TASK: Print all the records exactly, please.

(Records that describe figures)
■ ■ ■ ■

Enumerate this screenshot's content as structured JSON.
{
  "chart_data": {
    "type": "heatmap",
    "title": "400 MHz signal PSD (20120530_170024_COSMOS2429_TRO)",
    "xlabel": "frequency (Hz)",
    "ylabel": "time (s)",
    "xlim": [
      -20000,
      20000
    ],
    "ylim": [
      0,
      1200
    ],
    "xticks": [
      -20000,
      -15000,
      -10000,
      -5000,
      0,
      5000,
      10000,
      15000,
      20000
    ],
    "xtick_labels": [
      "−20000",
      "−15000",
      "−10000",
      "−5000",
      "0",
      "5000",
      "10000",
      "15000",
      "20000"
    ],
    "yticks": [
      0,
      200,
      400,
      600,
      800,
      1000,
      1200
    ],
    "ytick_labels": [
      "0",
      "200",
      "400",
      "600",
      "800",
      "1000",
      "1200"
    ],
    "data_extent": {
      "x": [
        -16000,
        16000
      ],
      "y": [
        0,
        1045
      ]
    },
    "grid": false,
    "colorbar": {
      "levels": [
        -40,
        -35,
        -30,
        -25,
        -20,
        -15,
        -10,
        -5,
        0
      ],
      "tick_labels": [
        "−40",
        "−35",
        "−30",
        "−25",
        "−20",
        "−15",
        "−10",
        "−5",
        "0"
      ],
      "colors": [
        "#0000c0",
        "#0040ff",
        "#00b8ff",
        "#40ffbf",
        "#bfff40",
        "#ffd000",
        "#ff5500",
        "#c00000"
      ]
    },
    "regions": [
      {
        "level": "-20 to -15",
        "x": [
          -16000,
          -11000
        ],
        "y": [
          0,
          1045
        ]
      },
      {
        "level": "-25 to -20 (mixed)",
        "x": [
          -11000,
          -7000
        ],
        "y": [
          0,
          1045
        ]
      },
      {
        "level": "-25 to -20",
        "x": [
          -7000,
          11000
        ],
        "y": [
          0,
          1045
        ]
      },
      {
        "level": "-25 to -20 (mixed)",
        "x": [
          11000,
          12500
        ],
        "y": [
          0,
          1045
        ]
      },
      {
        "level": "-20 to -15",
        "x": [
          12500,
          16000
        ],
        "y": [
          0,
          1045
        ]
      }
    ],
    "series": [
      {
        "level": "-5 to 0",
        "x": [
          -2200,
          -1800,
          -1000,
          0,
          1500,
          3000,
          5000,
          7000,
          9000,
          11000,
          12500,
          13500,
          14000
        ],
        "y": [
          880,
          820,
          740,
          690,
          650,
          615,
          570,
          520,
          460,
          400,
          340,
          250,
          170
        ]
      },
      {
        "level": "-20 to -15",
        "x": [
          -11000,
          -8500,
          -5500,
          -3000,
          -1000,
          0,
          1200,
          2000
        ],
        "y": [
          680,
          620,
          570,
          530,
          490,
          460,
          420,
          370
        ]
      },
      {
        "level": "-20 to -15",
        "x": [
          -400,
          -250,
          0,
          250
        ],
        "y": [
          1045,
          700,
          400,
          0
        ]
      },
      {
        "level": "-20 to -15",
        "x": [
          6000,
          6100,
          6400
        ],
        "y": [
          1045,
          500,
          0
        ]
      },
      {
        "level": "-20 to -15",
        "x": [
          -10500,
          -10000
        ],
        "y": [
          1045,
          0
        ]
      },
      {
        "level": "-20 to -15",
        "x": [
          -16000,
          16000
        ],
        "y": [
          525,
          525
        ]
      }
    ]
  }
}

■ ■ ■ ■

EXERCISE RESULT:
Enumerate this screenshot's content as structured JSON.
{
  "chart_data": {
    "type": "heatmap",
    "title": "400 MHz signal PSD (20120530_170024_COSMOS2429_TRO)",
    "xlabel": "frequency (Hz)",
    "ylabel": "time (s)",
    "xlim": [
      -20000,
      20000
    ],
    "ylim": [
      0,
      1200
    ],
    "xticks": [
      -20000,
      -15000,
      -10000,
      -5000,
      0,
      5000,
      10000,
      15000,
      20000
    ],
    "xtick_labels": [
      "−20000",
      "−15000",
      "−10000",
      "−5000",
      "0",
      "5000",
      "10000",
      "15000",
      "20000"
    ],
    "yticks": [
      0,
      200,
      400,
      600,
      800,
      1000,
      1200
    ],
    "ytick_labels": [
      "0",
      "200",
      "400",
      "600",
      "800",
      "1000",
      "1200"
    ],
    "data_extent": {
      "x": [
        -16000,
        16000
      ],
      "y": [
        0,
        1045
      ]
    },
    "grid": false,
    "colorbar": {
      "levels": [
        -40,
        -35,
        -30,
        -25,
        -20,
        -15,
        -10,
        -5,
        0
      ],
      "tick_labels": [
        "−40",
        "−35",
        "−30",
        "−25",
        "−20",
        "−15",
        "−10",
        "−5",
        "0"
      ],
      "colors": [
        "#0000c0",
        "#0040ff",
        "#00b8ff",
        "#40ffbf",
        "#bfff40",
        "#ffd000",
        "#ff5500",
        "#c00000"
      ]
    },
    "regions": [
      {
        "level": "-20 to -15",
        "x": [
          -16000,
          -11000
        ],
        "y": [
          0,
          1045
        ]
      },
      {
        "level": "-25 to -20 (mixed)",
        "x": [
          -11000,
          -7000
        ],
        "y": [
          0,
          1045
        ]
      },
      {
        "level": "-25 to -20",
        "x": [
          -7000,
          11000
        ],
        "y": [
          0,
          1045
        ]
      },
      {
        "level": "-25 to -20 (mixed)",
        "x": [
          11000,
          12500
        ],
        "y": [
          0,
          1045
        ]
      },
      {
        "level": "-20 to -15",
        "x": [
          12500,
          16000
        ],
        "y": [
          0,
          1045
        ]
      }
    ],
    "series": [
      {
        "level": "-5 to 0",
        "x": [
          -2200,
          -1800,
          -1000,
          0,
          1500,
          3000,
          5000,
          7000,
          9000,
          11000,
          12500,
          13500,
          14000
        ],
        "y": [
          880,
          820,
          740,
          690,
          650,
          615,
          570,
          520,
          460,
          400,
          340,
          250,
          170
        ]
      },
      {
        "level": "-20 to -15",
        "x": [
          -11000,
          -8500,
          -5500,
          -3000,
          -1000,
          0,
          1200,
          2000
        ],
        "y": [
          680,
          620,
          570,
          530,
          490,
          460,
          420,
          370
        ]
      },
      {
        "level": "-20 to -15",
        "x": [
          -400,
          -250,
          0,
          250
        ],
        "y": [
          1045,
          700,
          400,
          0
        ]
      },
      {
        "level": "-20 to -15",
        "x": [
          6000,
          6100,
          6400
        ],
        "y": [
          1045,
          500,
          0
        ]
      },
      {
        "level": "-20 to -15",
        "x": [
          -10500,
          -10000
        ],
        "y": [
          1045,
          0
        ]
      },
      {
        "level": "-20 to -15",
        "x": [
          -16000,
          16000
        ],
        "y": [
          525,
          525
        ]
      }
    ]
  }
}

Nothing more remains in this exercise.